─── Given entries ───

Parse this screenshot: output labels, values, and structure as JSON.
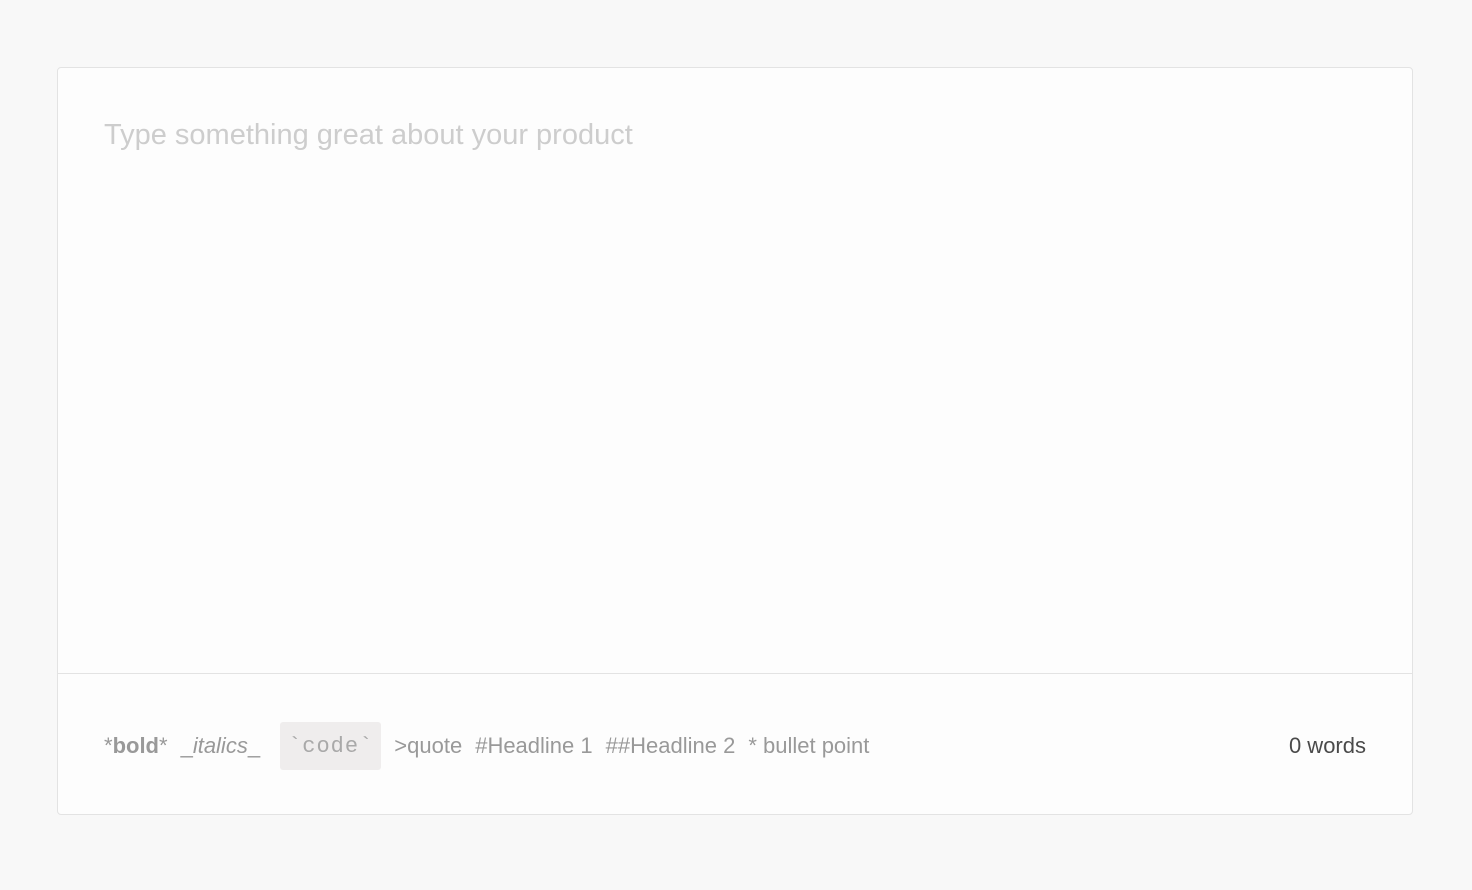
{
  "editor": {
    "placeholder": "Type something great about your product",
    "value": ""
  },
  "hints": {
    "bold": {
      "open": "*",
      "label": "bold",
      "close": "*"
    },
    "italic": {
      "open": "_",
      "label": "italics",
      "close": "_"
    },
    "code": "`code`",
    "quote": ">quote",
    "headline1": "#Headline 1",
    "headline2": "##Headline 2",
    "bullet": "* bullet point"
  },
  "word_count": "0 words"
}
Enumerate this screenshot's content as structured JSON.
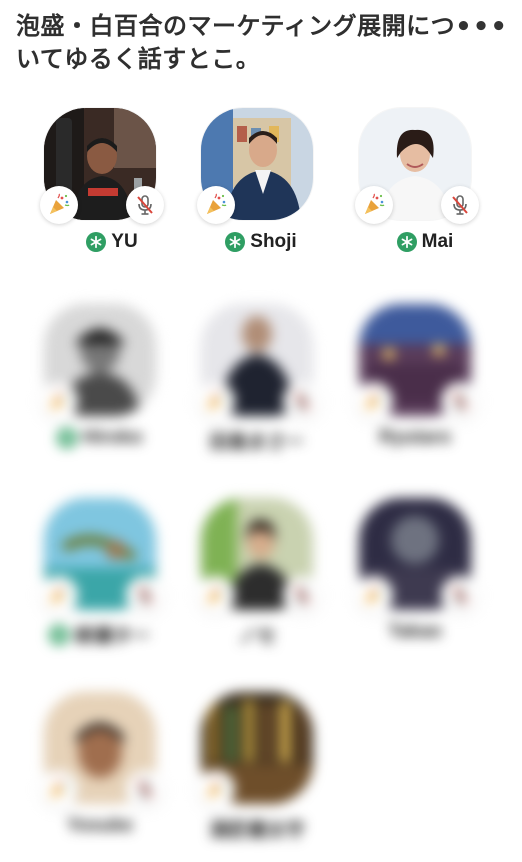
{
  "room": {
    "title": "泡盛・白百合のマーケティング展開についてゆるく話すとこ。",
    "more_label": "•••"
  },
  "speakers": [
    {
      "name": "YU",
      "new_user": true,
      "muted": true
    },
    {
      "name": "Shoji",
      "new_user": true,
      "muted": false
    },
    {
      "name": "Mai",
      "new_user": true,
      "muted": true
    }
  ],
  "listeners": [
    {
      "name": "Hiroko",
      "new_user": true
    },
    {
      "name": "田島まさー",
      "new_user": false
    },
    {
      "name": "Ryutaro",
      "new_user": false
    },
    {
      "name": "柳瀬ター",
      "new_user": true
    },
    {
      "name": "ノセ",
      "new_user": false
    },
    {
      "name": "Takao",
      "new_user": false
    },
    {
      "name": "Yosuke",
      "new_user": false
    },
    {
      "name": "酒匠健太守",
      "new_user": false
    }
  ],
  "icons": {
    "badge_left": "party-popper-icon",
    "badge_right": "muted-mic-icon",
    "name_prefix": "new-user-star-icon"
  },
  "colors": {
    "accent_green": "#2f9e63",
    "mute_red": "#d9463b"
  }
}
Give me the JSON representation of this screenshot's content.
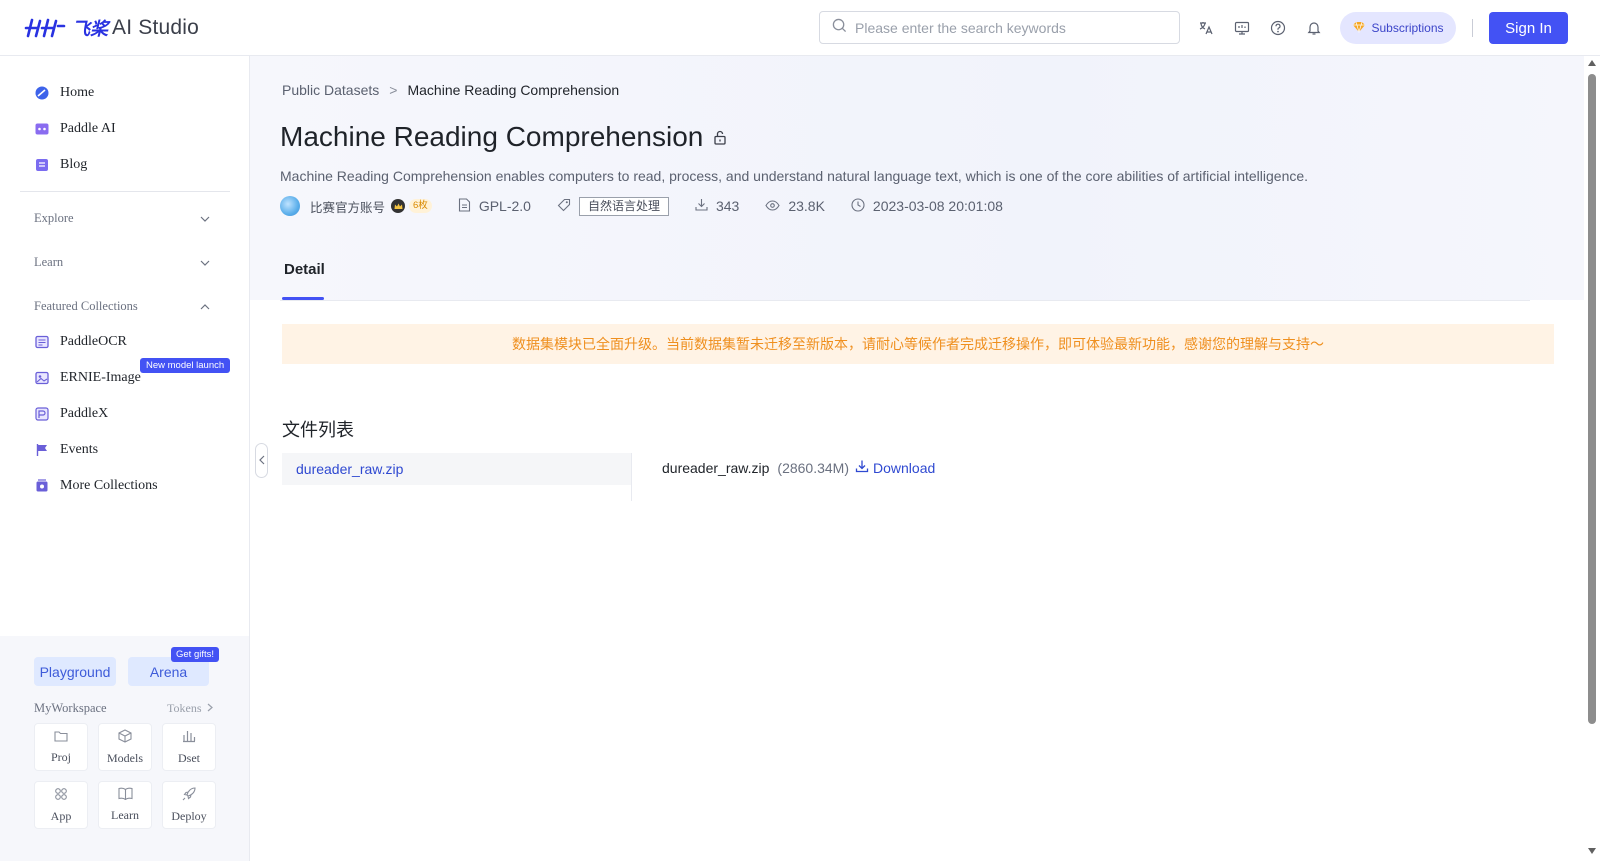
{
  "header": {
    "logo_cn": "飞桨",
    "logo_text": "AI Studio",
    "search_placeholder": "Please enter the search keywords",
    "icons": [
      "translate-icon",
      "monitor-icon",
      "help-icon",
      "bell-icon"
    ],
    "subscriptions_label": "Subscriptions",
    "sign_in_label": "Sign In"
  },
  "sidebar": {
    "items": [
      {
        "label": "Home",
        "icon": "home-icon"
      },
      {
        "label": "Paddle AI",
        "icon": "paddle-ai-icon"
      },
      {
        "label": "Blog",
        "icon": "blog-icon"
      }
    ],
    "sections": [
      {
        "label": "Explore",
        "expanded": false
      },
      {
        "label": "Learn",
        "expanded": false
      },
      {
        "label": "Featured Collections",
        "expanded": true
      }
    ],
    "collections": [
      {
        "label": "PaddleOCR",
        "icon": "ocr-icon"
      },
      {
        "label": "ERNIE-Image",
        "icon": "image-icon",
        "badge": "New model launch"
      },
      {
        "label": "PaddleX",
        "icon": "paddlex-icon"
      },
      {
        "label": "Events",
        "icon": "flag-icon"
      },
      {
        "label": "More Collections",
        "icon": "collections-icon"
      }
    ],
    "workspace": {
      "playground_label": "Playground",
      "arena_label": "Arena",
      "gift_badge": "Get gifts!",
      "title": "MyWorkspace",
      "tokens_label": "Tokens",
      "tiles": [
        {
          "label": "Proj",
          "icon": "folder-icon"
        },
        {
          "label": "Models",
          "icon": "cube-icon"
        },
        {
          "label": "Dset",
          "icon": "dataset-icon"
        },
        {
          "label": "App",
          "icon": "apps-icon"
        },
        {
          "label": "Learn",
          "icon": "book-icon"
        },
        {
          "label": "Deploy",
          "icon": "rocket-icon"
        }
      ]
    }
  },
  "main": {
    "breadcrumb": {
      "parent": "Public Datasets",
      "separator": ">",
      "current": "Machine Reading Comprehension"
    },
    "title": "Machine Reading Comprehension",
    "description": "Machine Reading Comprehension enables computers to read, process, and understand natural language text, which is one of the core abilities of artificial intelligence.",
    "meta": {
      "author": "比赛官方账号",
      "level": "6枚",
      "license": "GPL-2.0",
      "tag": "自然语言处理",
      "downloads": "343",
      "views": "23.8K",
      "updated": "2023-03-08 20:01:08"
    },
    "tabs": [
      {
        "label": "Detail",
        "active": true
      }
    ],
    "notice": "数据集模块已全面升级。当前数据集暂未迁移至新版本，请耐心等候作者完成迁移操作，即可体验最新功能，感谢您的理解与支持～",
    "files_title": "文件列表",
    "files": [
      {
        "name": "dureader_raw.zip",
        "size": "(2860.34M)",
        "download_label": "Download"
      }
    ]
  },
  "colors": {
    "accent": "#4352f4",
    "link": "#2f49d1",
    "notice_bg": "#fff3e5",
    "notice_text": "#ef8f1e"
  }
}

───

- **Exercise objective**
Filter the entries and copy out every line with the word "content".

- **Response to this exercise**
Enumerate this screenshot's content as structured JSON.
Give me the JSON representation of this screenshot's content.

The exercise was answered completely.